**GIVEN TASK**: Extract all of the data and reproduce it precisely.

**SUPPLIED RECORDS**:
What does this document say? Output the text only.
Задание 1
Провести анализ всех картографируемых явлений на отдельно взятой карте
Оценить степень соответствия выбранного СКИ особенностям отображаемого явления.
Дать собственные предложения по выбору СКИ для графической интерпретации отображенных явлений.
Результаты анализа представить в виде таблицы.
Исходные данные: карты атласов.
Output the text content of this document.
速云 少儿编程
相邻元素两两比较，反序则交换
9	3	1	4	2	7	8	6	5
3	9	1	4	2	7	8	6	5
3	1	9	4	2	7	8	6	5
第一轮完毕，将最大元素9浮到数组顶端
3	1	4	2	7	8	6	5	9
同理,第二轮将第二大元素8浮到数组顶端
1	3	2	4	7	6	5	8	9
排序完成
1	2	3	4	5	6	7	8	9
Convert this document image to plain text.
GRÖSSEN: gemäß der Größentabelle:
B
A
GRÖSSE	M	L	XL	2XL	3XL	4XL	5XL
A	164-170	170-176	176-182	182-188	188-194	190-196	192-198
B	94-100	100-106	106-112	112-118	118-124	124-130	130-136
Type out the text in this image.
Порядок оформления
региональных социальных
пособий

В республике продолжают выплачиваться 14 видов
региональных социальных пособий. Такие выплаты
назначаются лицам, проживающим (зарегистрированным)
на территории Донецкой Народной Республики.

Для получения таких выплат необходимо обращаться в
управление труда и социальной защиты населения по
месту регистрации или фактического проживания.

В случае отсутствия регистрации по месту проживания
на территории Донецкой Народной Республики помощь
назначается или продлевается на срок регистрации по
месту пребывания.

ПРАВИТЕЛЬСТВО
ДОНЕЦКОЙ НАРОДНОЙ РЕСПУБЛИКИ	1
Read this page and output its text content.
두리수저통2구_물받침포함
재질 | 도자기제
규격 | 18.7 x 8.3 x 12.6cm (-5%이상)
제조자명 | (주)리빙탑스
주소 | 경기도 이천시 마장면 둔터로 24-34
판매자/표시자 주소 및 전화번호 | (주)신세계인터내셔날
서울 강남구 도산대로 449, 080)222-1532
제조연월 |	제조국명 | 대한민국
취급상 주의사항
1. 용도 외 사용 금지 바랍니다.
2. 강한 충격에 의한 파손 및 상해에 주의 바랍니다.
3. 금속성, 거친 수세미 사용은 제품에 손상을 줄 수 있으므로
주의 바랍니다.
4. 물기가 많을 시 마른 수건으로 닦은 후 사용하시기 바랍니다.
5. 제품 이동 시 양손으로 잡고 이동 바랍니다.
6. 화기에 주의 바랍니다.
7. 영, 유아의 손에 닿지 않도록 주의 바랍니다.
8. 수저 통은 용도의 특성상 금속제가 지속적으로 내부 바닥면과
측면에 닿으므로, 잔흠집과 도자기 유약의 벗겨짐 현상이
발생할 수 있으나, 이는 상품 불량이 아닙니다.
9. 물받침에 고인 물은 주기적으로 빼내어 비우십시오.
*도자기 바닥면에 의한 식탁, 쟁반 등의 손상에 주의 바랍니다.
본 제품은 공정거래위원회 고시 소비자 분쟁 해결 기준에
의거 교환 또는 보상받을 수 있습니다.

**SOLUTION FOR THIS PROBLEM**:
What does this document say? Output the text only.
Задание 1
Провести анализ всех картографируемых явлений на отдельно взятой карте
Оценить степень соответствия выбранного СКИ особенностям отображаемого явления.
Дать собственные предложения по выбору СКИ для графической интерпретации отображенных явлений.
Результаты анализа представить в виде таблицы.
Исходные данные: карты атласов.
Output the text content of this document.
速云 少儿编程
相邻元素两两比较，反序则交换
9	3	1	4	2	7	8	6	5
3	9	1	4	2	7	8	6	5
3	1	9	4	2	7	8	6	5
第一轮完毕，将最大元素9浮到数组顶端
3	1	4	2	7	8	6	5	9
同理,第二轮将第二大元素8浮到数组顶端
1	3	2	4	7	6	5	8	9
排序完成
1	2	3	4	5	6	7	8	9
Convert this document image to plain text.
GRÖSSEN: gemäß der Größentabelle:
B
A
GRÖSSE	M	L	XL	2XL	3XL	4XL	5XL
A	164-170	170-176	176-182	182-188	188-194	190-196	192-198
B	94-100	100-106	106-112	112-118	118-124	124-130	130-136
Type out the text in this image.
Порядок оформления
региональных социальных
пособий

В республике продолжают выплачиваться 14 видов
региональных социальных пособий. Такие выплаты
назначаются лицам, проживающим (зарегистрированным)
на территории Донецкой Народной Республики.

Для получения таких выплат необходимо обращаться в
управление труда и социальной защиты населения по
месту регистрации или фактического проживания.

В случае отсутствия регистрации по месту проживания
на территории Донецкой Народной Республики помощь
назначается или продлевается на срок регистрации по
месту пребывания.

ПРАВИТЕЛЬСТВО
ДОНЕЦКОЙ НАРОДНОЙ РЕСПУБЛИКИ	1
Read this page and output its text content.
두리수저통2구_물받침포함
재질 | 도자기제
규격 | 18.7 x 8.3 x 12.6cm (-5%이상)
제조자명 | (주)리빙탑스
주소 | 경기도 이천시 마장면 둔터로 24-34
판매자/표시자 주소 및 전화번호 | (주)신세계인터내셔날
서울 강남구 도산대로 449, 080)222-1532
제조연월 |	제조국명 | 대한민국
취급상 주의사항
1. 용도 외 사용 금지 바랍니다.
2. 강한 충격에 의한 파손 및 상해에 주의 바랍니다.
3. 금속성, 거친 수세미 사용은 제품에 손상을 줄 수 있으므로
주의 바랍니다.
4. 물기가 많을 시 마른 수건으로 닦은 후 사용하시기 바랍니다.
5. 제품 이동 시 양손으로 잡고 이동 바랍니다.
6. 화기에 주의 바랍니다.
7. 영, 유아의 손에 닿지 않도록 주의 바랍니다.
8. 수저 통은 용도의 특성상 금속제가 지속적으로 내부 바닥면과
측면에 닿으므로, 잔흠집과 도자기 유약의 벗겨짐 현상이
발생할 수 있으나, 이는 상품 불량이 아닙니다.
9. 물받침에 고인 물은 주기적으로 빼내어 비우십시오.
*도자기 바닥면에 의한 식탁, 쟁반 등의 손상에 주의 바랍니다.
본 제품은 공정거래위원회 고시 소비자 분쟁 해결 기준에
의거 교환 또는 보상받을 수 있습니다.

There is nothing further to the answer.